What is being asked:
Filter the records for lines holding the string "this".
━━ Data ━━
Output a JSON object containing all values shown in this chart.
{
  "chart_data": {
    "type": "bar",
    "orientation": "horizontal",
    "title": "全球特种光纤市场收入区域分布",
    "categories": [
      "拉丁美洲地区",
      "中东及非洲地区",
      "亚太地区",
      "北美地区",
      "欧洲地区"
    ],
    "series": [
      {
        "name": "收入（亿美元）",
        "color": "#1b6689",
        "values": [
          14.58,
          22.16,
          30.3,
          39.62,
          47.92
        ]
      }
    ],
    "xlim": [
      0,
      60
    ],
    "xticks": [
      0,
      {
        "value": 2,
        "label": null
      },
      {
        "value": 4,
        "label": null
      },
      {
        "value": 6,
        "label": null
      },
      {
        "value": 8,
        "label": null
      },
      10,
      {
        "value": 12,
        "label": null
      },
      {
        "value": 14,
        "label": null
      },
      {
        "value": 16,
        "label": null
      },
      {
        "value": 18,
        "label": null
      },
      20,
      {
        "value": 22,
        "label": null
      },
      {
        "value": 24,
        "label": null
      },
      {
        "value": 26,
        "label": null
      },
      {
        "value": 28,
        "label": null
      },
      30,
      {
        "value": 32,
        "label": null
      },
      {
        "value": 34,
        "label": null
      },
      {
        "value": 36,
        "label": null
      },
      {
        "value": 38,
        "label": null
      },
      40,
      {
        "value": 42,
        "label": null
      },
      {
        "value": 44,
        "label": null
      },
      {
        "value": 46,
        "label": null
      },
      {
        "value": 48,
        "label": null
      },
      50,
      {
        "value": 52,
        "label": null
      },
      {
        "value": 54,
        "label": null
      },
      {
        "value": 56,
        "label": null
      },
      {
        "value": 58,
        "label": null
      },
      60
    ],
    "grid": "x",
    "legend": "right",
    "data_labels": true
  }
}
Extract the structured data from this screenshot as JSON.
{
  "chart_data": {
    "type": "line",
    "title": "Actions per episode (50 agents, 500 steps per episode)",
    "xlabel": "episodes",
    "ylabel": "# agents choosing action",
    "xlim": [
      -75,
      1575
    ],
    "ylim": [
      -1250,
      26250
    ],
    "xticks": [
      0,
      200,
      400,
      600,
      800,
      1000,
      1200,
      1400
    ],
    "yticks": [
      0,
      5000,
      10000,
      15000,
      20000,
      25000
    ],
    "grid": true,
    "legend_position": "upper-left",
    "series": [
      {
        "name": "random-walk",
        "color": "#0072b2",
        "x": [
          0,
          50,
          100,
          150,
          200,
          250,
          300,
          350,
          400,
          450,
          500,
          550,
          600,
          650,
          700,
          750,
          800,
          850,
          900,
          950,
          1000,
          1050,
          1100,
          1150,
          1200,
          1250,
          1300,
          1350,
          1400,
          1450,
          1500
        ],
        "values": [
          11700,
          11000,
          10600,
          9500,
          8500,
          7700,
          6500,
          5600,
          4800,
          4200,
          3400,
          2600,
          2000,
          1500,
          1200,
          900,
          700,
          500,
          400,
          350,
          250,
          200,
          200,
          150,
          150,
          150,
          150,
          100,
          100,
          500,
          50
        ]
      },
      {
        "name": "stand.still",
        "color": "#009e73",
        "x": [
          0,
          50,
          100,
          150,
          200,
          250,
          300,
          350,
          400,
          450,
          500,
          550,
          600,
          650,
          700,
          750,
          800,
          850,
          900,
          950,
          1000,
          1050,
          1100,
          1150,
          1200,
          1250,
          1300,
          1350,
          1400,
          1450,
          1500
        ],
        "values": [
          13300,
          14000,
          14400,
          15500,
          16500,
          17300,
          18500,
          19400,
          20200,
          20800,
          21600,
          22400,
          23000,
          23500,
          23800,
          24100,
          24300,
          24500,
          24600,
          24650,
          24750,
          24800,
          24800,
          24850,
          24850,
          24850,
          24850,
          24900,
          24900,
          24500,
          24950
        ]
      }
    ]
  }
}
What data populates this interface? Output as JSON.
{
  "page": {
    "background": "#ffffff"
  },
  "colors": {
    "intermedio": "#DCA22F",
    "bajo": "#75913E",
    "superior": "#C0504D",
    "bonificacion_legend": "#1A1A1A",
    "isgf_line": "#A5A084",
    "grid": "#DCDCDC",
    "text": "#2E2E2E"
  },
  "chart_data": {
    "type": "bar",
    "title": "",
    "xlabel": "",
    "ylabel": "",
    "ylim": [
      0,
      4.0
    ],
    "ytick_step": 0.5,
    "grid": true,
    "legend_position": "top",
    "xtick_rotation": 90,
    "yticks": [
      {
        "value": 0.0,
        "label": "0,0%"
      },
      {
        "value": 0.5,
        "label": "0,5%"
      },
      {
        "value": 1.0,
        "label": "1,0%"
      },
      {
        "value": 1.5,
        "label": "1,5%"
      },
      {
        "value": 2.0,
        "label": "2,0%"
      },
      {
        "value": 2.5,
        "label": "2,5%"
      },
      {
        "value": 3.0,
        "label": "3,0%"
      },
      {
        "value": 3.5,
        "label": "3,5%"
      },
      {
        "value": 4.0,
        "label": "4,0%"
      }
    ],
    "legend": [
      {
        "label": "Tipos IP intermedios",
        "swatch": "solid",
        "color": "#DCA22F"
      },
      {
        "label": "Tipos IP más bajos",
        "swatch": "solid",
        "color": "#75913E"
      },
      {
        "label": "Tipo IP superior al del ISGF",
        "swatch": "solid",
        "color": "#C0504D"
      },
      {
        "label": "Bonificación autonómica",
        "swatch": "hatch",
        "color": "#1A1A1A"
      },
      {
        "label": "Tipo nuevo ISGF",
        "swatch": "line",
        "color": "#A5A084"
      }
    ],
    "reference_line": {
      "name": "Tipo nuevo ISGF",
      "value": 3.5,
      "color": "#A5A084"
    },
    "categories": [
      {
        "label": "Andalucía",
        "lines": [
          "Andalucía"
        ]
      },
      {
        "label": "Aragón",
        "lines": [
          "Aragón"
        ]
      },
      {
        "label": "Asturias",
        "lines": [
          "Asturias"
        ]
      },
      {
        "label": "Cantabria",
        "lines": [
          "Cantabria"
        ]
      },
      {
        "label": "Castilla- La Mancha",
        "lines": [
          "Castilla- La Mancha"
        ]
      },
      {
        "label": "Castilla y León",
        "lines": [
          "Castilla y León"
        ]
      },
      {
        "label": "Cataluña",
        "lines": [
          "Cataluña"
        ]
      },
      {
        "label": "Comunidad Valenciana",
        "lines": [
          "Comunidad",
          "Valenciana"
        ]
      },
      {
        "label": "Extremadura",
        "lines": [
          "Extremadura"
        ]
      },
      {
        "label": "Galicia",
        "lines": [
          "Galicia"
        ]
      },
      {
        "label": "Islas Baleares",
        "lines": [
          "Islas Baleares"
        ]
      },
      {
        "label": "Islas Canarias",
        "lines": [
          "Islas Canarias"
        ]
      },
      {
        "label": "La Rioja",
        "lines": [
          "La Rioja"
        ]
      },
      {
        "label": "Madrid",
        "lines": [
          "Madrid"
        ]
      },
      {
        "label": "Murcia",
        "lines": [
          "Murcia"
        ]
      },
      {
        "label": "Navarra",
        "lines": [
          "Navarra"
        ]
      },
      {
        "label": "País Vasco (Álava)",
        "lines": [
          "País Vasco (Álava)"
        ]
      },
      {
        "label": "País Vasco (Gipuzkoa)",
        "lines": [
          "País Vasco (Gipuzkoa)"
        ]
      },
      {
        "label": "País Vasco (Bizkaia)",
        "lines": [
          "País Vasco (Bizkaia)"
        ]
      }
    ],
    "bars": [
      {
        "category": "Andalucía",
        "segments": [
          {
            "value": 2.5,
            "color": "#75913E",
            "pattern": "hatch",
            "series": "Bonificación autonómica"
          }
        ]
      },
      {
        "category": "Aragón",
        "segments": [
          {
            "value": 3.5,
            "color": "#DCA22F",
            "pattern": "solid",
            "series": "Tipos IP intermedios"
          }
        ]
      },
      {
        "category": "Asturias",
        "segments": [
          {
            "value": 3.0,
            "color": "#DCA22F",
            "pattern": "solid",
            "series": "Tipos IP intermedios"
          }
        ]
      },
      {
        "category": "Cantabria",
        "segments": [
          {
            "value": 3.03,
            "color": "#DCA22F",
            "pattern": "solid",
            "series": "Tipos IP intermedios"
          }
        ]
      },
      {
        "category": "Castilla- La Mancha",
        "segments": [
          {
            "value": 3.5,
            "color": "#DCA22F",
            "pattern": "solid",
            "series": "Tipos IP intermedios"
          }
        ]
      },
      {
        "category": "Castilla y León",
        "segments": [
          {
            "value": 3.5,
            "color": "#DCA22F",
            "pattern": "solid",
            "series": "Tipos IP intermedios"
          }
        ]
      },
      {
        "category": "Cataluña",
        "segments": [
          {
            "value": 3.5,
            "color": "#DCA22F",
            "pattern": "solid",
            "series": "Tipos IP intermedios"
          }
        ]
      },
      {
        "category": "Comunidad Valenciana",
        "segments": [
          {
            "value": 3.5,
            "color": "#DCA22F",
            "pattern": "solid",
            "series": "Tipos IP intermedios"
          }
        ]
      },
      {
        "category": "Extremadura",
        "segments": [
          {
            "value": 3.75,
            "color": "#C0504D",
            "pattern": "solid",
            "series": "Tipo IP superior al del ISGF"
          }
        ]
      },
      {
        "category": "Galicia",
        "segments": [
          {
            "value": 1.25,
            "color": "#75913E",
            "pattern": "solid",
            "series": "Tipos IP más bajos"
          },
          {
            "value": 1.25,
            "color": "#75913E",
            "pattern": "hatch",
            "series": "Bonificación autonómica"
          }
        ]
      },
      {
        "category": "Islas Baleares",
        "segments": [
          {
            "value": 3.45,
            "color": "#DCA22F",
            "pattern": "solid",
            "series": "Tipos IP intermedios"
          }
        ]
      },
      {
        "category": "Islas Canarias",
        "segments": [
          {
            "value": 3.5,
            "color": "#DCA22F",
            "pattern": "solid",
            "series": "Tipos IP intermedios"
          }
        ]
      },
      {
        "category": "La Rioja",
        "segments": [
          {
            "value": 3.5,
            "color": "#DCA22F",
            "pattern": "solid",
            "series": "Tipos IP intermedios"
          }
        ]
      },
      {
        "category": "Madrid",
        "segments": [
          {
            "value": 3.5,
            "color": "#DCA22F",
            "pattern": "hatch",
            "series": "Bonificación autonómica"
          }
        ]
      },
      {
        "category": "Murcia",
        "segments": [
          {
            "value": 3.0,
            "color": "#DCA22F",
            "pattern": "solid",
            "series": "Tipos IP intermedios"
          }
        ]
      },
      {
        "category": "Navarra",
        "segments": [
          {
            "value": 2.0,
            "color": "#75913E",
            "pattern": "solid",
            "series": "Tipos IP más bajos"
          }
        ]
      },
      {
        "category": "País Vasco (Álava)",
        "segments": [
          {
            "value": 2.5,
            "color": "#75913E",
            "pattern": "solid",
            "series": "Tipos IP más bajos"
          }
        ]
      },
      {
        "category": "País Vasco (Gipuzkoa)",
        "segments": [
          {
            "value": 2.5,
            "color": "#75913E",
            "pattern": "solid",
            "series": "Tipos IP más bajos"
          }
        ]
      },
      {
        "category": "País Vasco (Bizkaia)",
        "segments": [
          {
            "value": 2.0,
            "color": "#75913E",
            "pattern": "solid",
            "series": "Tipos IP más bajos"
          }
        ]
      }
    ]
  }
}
━━━
Task answer:
Output a JSON object containing all values shown in this chart.
Extract the structured data from this screenshot as JSON.
What data populates this interface? Output as JSON.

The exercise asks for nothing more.